» WHAT YOU NEED TO DO:
Turn every line of the listing below into a JSON list of strings, one string per line, skipping blank lines and leaving out the pictures.

» MATERIAL PROVIDED:
··········

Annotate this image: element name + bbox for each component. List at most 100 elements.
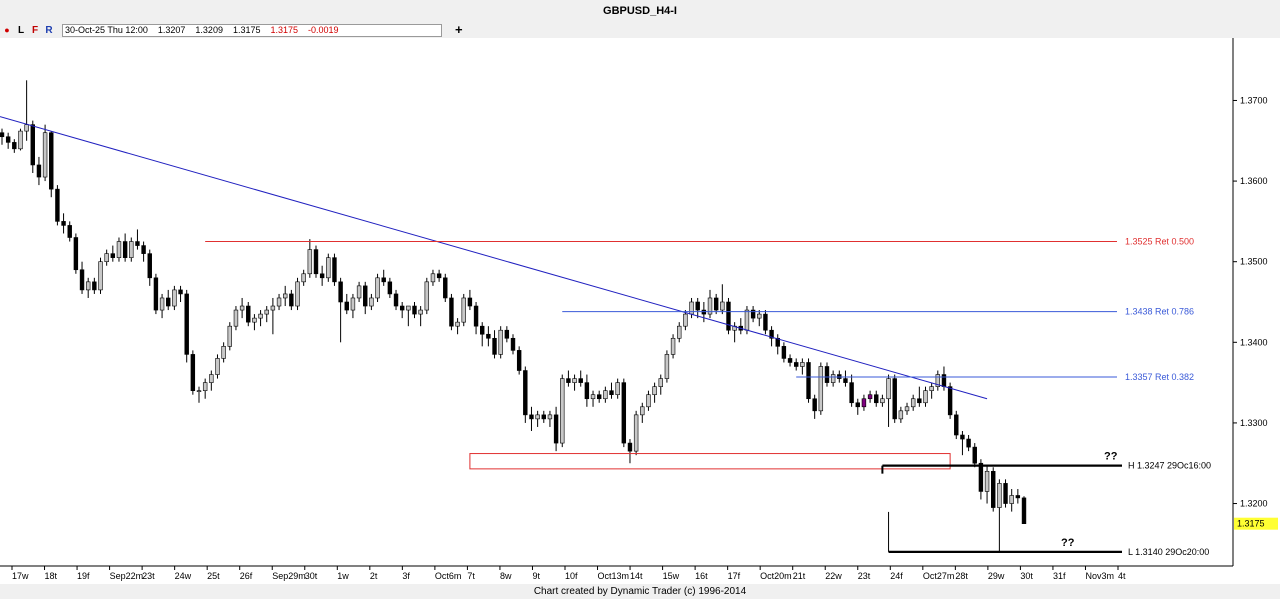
candle-body bbox=[609, 390, 614, 396]
price-chart[interactable]: 1.3525 Ret 0.500 1.3438 Ret 0.786 1.3357 R… bbox=[0, 0, 1280, 599]
candle-body bbox=[227, 325, 233, 347]
x-tick-label: 4t bbox=[1118, 571, 1126, 581]
candle-body bbox=[984, 470, 990, 492]
candle-body bbox=[917, 398, 922, 404]
x-tick-label: 7t bbox=[467, 571, 475, 581]
candle-body bbox=[399, 305, 405, 311]
x-tick-label: Oct6m bbox=[435, 571, 462, 581]
candle-body bbox=[923, 390, 928, 404]
x-tick-label: 30t bbox=[305, 571, 318, 581]
candle-body bbox=[498, 329, 503, 355]
retracement-0382-label: 1.3357 Ret 0.382 bbox=[1125, 372, 1194, 382]
candle-body bbox=[683, 313, 688, 327]
candle-body bbox=[486, 333, 491, 339]
candle-body bbox=[239, 305, 245, 311]
candle-body bbox=[49, 132, 54, 190]
candle-body bbox=[640, 406, 645, 416]
y-tick-label: 1.3200 bbox=[1240, 499, 1268, 509]
candle-body bbox=[861, 398, 867, 408]
candle-body bbox=[363, 285, 368, 307]
x-tick-label: 23t bbox=[858, 571, 871, 581]
candle-body bbox=[781, 346, 787, 359]
candle-body bbox=[153, 277, 159, 311]
candle-body bbox=[492, 337, 497, 355]
candle-body bbox=[504, 329, 510, 339]
candle-body bbox=[855, 402, 860, 408]
candle-body bbox=[387, 281, 393, 295]
candle-body bbox=[319, 273, 325, 279]
candle-body bbox=[326, 257, 331, 279]
candle-body bbox=[104, 253, 109, 262]
x-tick-label: 25t bbox=[207, 571, 220, 581]
question-annotation: ?? bbox=[1061, 537, 1075, 549]
x-tick-label: Sep29m bbox=[272, 571, 306, 581]
y-tick-label: 1.3300 bbox=[1240, 418, 1268, 428]
candle-body bbox=[418, 309, 423, 315]
x-tick-label: 31f bbox=[1053, 571, 1066, 581]
candle-body bbox=[393, 293, 399, 307]
candle-body bbox=[55, 188, 60, 222]
candle-body bbox=[252, 317, 257, 323]
candle-body bbox=[658, 378, 663, 387]
candle-body bbox=[947, 386, 953, 416]
x-tick-label: 24f bbox=[890, 571, 903, 581]
candle-body bbox=[646, 394, 651, 408]
candle-body bbox=[110, 253, 116, 258]
swing-low-label: L 1.3140 29Oc20:00 bbox=[1128, 547, 1209, 557]
candle-body bbox=[313, 249, 319, 275]
candle-body bbox=[215, 358, 220, 375]
candle-body bbox=[350, 297, 356, 311]
candle-body bbox=[356, 285, 362, 299]
candle-body bbox=[621, 382, 627, 444]
candle-body bbox=[793, 362, 799, 367]
candle-body bbox=[443, 277, 448, 299]
question-annotation: ?? bbox=[1104, 451, 1118, 463]
x-tick-label: 1w bbox=[337, 571, 349, 581]
price-axis-panel bbox=[1233, 38, 1280, 566]
candle-body bbox=[615, 382, 620, 396]
x-tick-label: 23t bbox=[142, 571, 155, 581]
candle-body bbox=[73, 237, 79, 271]
x-tick-label: Nov3m bbox=[1085, 571, 1114, 581]
candle-body bbox=[849, 382, 854, 404]
x-tick-label: Oct20m bbox=[760, 571, 792, 581]
candle-body bbox=[36, 164, 42, 178]
candle-body bbox=[978, 462, 984, 492]
y-tick-label: 1.3700 bbox=[1240, 95, 1268, 105]
candle-body bbox=[12, 142, 17, 150]
candle-body bbox=[129, 241, 134, 258]
candle-body bbox=[892, 378, 897, 420]
candle-body bbox=[972, 446, 977, 464]
candle-body bbox=[590, 394, 596, 400]
candle-body bbox=[338, 281, 343, 303]
candle-body bbox=[529, 414, 534, 420]
candle-body bbox=[147, 253, 152, 279]
candle-body bbox=[375, 277, 380, 299]
candle-body bbox=[5, 136, 11, 143]
x-tick-label: 21t bbox=[793, 571, 806, 581]
candle-body bbox=[954, 414, 959, 436]
candle-body bbox=[560, 378, 565, 444]
candle-body bbox=[510, 337, 516, 351]
candle-body bbox=[806, 362, 811, 400]
candle-body bbox=[880, 398, 885, 404]
candle-body bbox=[202, 382, 208, 391]
x-tick-label: 8w bbox=[500, 571, 512, 581]
candle-body bbox=[480, 325, 485, 335]
candle-body bbox=[843, 378, 848, 383]
x-tick-label: Oct13m bbox=[598, 571, 630, 581]
candle-body bbox=[24, 124, 29, 132]
candle-body bbox=[430, 273, 436, 283]
candle-body bbox=[812, 398, 817, 412]
candle-body bbox=[898, 410, 904, 420]
candle-body bbox=[572, 378, 577, 383]
candle-body bbox=[369, 297, 374, 307]
candle-body bbox=[886, 378, 891, 400]
x-tick-label: 24w bbox=[175, 571, 192, 581]
retracement-0500-label: 1.3525 Ret 0.500 bbox=[1125, 237, 1194, 247]
candle-body bbox=[824, 366, 830, 383]
candle-body bbox=[874, 394, 879, 404]
candle-body bbox=[141, 245, 146, 254]
x-tick-label: Sep22m bbox=[110, 571, 144, 581]
candle-body bbox=[436, 273, 442, 279]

··········

» SOLUTION TO THE PROBLEM:
[
  "Annotate this image: element name + bbox for each component. List at most 100 elements.",
  "candle-body bbox=[609, 390, 614, 396]",
  "price-chart[interactable]: 1.3525 Ret 0.500 1.3438 Ret 0.786 1.3357 R… bbox=[0, 0, 1280, 599]",
  "candle-body bbox=[227, 325, 233, 347]",
  "x-tick-label: 4t bbox=[1118, 571, 1126, 581]",
  "candle-body bbox=[984, 470, 990, 492]",
  "candle-body bbox=[917, 398, 922, 404]",
  "x-tick-label: 7t bbox=[467, 571, 475, 581]",
  "candle-body bbox=[399, 305, 405, 311]",
  "x-tick-label: Oct6m bbox=[435, 571, 462, 581]",
  "candle-body bbox=[923, 390, 928, 404]",
  "x-tick-label: 30t bbox=[305, 571, 318, 581]",
  "candle-body bbox=[498, 329, 503, 355]",
  "retracement-0382-label: 1.3357 Ret 0.382 bbox=[1125, 372, 1194, 382]",
  "candle-body bbox=[683, 313, 688, 327]",
  "candle-body bbox=[486, 333, 491, 339]",
  "candle-body bbox=[239, 305, 245, 311]",
  "candle-body bbox=[49, 132, 54, 190]",
  "candle-body bbox=[640, 406, 645, 416]",
  "y-tick-label: 1.3200 bbox=[1240, 499, 1268, 509]",
  "candle-body bbox=[861, 398, 867, 408]",
  "candle-body bbox=[363, 285, 368, 307]",
  "x-tick-label: 23t bbox=[858, 571, 871, 581]",
  "candle-body bbox=[781, 346, 787, 359]",
  "candle-body bbox=[153, 277, 159, 311]",
  "candle-body bbox=[492, 337, 497, 355]",
  "candle-body bbox=[504, 329, 510, 339]",
  "candle-body bbox=[855, 402, 860, 408]",
  "candle-body bbox=[387, 281, 393, 295]",
  "candle-body bbox=[319, 273, 325, 279]",
  "candle-body bbox=[326, 257, 331, 279]",
  "candle-body bbox=[104, 253, 109, 262]",
  "x-tick-label: 25t bbox=[207, 571, 220, 581]",
  "question-annotation: ?? bbox=[1061, 537, 1075, 549]",
  "x-tick-label: Sep29m bbox=[272, 571, 306, 581]",
  "y-tick-label: 1.3300 bbox=[1240, 418, 1268, 428]",
  "candle-body bbox=[418, 309, 423, 315]",
  "x-tick-label: 31f bbox=[1053, 571, 1066, 581]",
  "candle-body bbox=[393, 293, 399, 307]",
  "candle-body bbox=[55, 188, 60, 222]",
  "candle-body bbox=[252, 317, 257, 323]",
  "candle-body bbox=[658, 378, 663, 387]",
  "candle-body bbox=[947, 386, 953, 416]",
  "x-tick-label: 24f bbox=[890, 571, 903, 581]",
  "candle-body bbox=[646, 394, 651, 408]",
  "candle-body bbox=[110, 253, 116, 258]",
  "swing-low-label: L 1.3140 29Oc20:00 bbox=[1128, 547, 1209, 557]",
  "candle-body bbox=[313, 249, 319, 275]",
  "candle-body bbox=[215, 358, 220, 375]",
  "candle-body bbox=[350, 297, 356, 311]",
  "candle-body bbox=[356, 285, 362, 299]",
  "candle-body bbox=[621, 382, 627, 444]",
  "candle-body bbox=[793, 362, 799, 367]",
  "candle-body bbox=[443, 277, 448, 299]",
  "question-annotation: ?? bbox=[1104, 451, 1118, 463]",
  "x-tick-label: 1w bbox=[337, 571, 349, 581]",
  "price-axis-panel bbox=[1233, 38, 1280, 566]",
  "candle-body bbox=[615, 382, 620, 396]",
  "x-tick-label: 23t bbox=[142, 571, 155, 581]",
  "candle-body bbox=[73, 237, 79, 271]",
  "x-tick-label: Nov3m bbox=[1085, 571, 1114, 581]",
  "candle-body bbox=[849, 382, 854, 404]",
  "x-tick-label: Oct20m bbox=[760, 571, 792, 581]",
  "candle-body bbox=[36, 164, 42, 178]",
  "candle-body bbox=[978, 462, 984, 492]",
  "y-tick-label: 1.3700 bbox=[1240, 95, 1268, 105]",
  "candle-body bbox=[12, 142, 17, 150]",
  "candle-body bbox=[129, 241, 134, 258]",
  "candle-body bbox=[892, 378, 897, 420]",
  "candle-body bbox=[972, 446, 977, 464]",
  "candle-body bbox=[590, 394, 596, 400]",
  "candle-body bbox=[338, 281, 343, 303]",
  "candle-body bbox=[529, 414, 534, 420]",
  "candle-body bbox=[147, 253, 152, 279]",
  "candle-body bbox=[375, 277, 380, 299]",
  "candle-body bbox=[5, 136, 11, 143]",
  "x-tick-label: 21t bbox=[793, 571, 806, 581]",
  "candle-body bbox=[954, 414, 959, 436]",
  "candle-body bbox=[560, 378, 565, 444]",
  "candle-body bbox=[510, 337, 516, 351]",
  "candle-body bbox=[806, 362, 811, 400]",
  "candle-body bbox=[880, 398, 885, 404]",
  "candle-body bbox=[202, 382, 208, 391]",
  "x-tick-label: 8w bbox=[500, 571, 512, 581]",
  "candle-body bbox=[480, 325, 485, 335]",
  "candle-body bbox=[843, 378, 848, 383]",
  "x-tick-label: Oct13m bbox=[598, 571, 630, 581]",
  "candle-body bbox=[24, 124, 29, 132]",
  "candle-body bbox=[430, 273, 436, 283]",
  "candle-body bbox=[812, 398, 817, 412]",
  "candle-body bbox=[898, 410, 904, 420]",
  "candle-body bbox=[572, 378, 577, 383]",
  "candle-body bbox=[369, 297, 374, 307]",
  "candle-body bbox=[886, 378, 891, 400]",
  "x-tick-label: 24w bbox=[175, 571, 192, 581]",
  "retracement-0500-label: 1.3525 Ret 0.500 bbox=[1125, 237, 1194, 247]",
  "candle-body bbox=[824, 366, 830, 383]",
  "candle-body bbox=[874, 394, 879, 404]",
  "candle-body bbox=[141, 245, 146, 254]",
  "x-tick-label: Sep22m bbox=[110, 571, 144, 581]",
  "candle-body bbox=[436, 273, 442, 279]"
]